-- Start Records for this task --

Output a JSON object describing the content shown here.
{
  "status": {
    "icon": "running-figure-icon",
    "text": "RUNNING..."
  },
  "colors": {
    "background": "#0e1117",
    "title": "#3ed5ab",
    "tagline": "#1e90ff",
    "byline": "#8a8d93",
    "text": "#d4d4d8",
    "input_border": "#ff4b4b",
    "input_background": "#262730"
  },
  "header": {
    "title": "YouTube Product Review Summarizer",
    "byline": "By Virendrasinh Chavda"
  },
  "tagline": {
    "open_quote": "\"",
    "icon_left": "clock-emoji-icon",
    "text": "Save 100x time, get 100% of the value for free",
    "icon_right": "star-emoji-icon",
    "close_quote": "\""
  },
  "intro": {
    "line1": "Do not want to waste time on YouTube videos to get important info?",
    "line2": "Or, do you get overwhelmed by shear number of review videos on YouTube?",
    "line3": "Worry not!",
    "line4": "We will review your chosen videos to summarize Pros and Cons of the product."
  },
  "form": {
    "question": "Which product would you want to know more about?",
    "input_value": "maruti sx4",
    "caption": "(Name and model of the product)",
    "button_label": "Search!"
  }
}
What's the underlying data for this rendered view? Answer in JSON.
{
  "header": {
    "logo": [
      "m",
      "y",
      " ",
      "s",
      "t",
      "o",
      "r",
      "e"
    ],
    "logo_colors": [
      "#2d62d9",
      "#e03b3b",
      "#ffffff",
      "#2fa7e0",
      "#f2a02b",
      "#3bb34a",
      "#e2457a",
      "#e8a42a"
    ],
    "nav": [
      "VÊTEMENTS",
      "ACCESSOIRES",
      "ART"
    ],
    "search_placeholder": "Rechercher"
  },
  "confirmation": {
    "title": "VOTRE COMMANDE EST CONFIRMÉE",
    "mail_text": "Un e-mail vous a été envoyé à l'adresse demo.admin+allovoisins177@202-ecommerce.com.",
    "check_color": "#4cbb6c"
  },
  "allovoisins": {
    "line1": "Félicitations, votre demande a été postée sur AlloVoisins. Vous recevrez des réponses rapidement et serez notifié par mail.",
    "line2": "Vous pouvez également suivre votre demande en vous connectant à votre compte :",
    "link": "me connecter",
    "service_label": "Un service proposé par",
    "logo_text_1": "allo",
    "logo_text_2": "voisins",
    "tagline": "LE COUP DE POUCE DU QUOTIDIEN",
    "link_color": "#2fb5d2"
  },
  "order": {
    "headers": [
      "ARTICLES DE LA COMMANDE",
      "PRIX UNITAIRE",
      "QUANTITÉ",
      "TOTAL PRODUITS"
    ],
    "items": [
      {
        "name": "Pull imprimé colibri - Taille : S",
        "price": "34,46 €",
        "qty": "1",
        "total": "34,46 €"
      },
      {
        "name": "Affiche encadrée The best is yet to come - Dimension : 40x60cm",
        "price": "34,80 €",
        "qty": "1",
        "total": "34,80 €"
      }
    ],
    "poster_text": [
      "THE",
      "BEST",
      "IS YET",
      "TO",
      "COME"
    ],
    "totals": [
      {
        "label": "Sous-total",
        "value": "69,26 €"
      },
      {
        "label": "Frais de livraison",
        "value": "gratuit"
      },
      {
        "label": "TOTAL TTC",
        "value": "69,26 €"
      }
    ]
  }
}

-- End Records for this task --

» **Goal**
Every entry above should be retyped exactly as shown.

» **Exercise answer**
Output a JSON object describing the content shown here.
{
  "status": {
    "icon": "running-figure-icon",
    "text": "RUNNING..."
  },
  "colors": {
    "background": "#0e1117",
    "title": "#3ed5ab",
    "tagline": "#1e90ff",
    "byline": "#8a8d93",
    "text": "#d4d4d8",
    "input_border": "#ff4b4b",
    "input_background": "#262730"
  },
  "header": {
    "title": "YouTube Product Review Summarizer",
    "byline": "By Virendrasinh Chavda"
  },
  "tagline": {
    "open_quote": "\"",
    "icon_left": "clock-emoji-icon",
    "text": "Save 100x time, get 100% of the value for free",
    "icon_right": "star-emoji-icon",
    "close_quote": "\""
  },
  "intro": {
    "line1": "Do not want to waste time on YouTube videos to get important info?",
    "line2": "Or, do you get overwhelmed by shear number of review videos on YouTube?",
    "line3": "Worry not!",
    "line4": "We will review your chosen videos to summarize Pros and Cons of the product."
  },
  "form": {
    "question": "Which product would you want to know more about?",
    "input_value": "maruti sx4",
    "caption": "(Name and model of the product)",
    "button_label": "Search!"
  }
}
What's the underlying data for this rendered view? Answer in JSON.
{
  "header": {
    "logo": [
      "m",
      "y",
      " ",
      "s",
      "t",
      "o",
      "r",
      "e"
    ],
    "logo_colors": [
      "#2d62d9",
      "#e03b3b",
      "#ffffff",
      "#2fa7e0",
      "#f2a02b",
      "#3bb34a",
      "#e2457a",
      "#e8a42a"
    ],
    "nav": [
      "VÊTEMENTS",
      "ACCESSOIRES",
      "ART"
    ],
    "search_placeholder": "Rechercher"
  },
  "confirmation": {
    "title": "VOTRE COMMANDE EST CONFIRMÉE",
    "mail_text": "Un e-mail vous a été envoyé à l'adresse demo.admin+allovoisins177@202-ecommerce.com.",
    "check_color": "#4cbb6c"
  },
  "allovoisins": {
    "line1": "Félicitations, votre demande a été postée sur AlloVoisins. Vous recevrez des réponses rapidement et serez notifié par mail.",
    "line2": "Vous pouvez également suivre votre demande en vous connectant à votre compte :",
    "link": "me connecter",
    "service_label": "Un service proposé par",
    "logo_text_1": "allo",
    "logo_text_2": "voisins",
    "tagline": "LE COUP DE POUCE DU QUOTIDIEN",
    "link_color": "#2fb5d2"
  },
  "order": {
    "headers": [
      "ARTICLES DE LA COMMANDE",
      "PRIX UNITAIRE",
      "QUANTITÉ",
      "TOTAL PRODUITS"
    ],
    "items": [
      {
        "name": "Pull imprimé colibri - Taille : S",
        "price": "34,46 €",
        "qty": "1",
        "total": "34,46 €"
      },
      {
        "name": "Affiche encadrée The best is yet to come - Dimension : 40x60cm",
        "price": "34,80 €",
        "qty": "1",
        "total": "34,80 €"
      }
    ],
    "poster_text": [
      "THE",
      "BEST",
      "IS YET",
      "TO",
      "COME"
    ],
    "totals": [
      {
        "label": "Sous-total",
        "value": "69,26 €"
      },
      {
        "label": "Frais de livraison",
        "value": "gratuit"
      },
      {
        "label": "TOTAL TTC",
        "value": "69,26 €"
      }
    ]
  }
}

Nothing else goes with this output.